Dataset records
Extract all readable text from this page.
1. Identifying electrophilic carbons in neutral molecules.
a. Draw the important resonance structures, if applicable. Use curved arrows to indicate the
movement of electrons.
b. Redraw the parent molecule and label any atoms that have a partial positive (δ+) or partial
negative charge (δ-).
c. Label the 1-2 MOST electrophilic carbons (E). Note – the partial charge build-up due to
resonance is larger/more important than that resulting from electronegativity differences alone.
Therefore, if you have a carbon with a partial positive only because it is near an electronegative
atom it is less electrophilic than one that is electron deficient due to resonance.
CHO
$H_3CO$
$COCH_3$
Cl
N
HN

**Task description**
Go through the listing above and restate it word for word.

**Correct result**
Extract all readable text from this page.
1. Identifying electrophilic carbons in neutral molecules.
a. Draw the important resonance structures, if applicable. Use curved arrows to indicate the
movement of electrons.
b. Redraw the parent molecule and label any atoms that have a partial positive (δ+) or partial
negative charge (δ-).
c. Label the 1-2 MOST electrophilic carbons (E). Note – the partial charge build-up due to
resonance is larger/more important than that resulting from electronegativity differences alone.
Therefore, if you have a carbon with a partial positive only because it is near an electronegative
atom it is less electrophilic than one that is electron deficient due to resonance.
CHO
$H_3CO$
$COCH_3$
Cl
N
HN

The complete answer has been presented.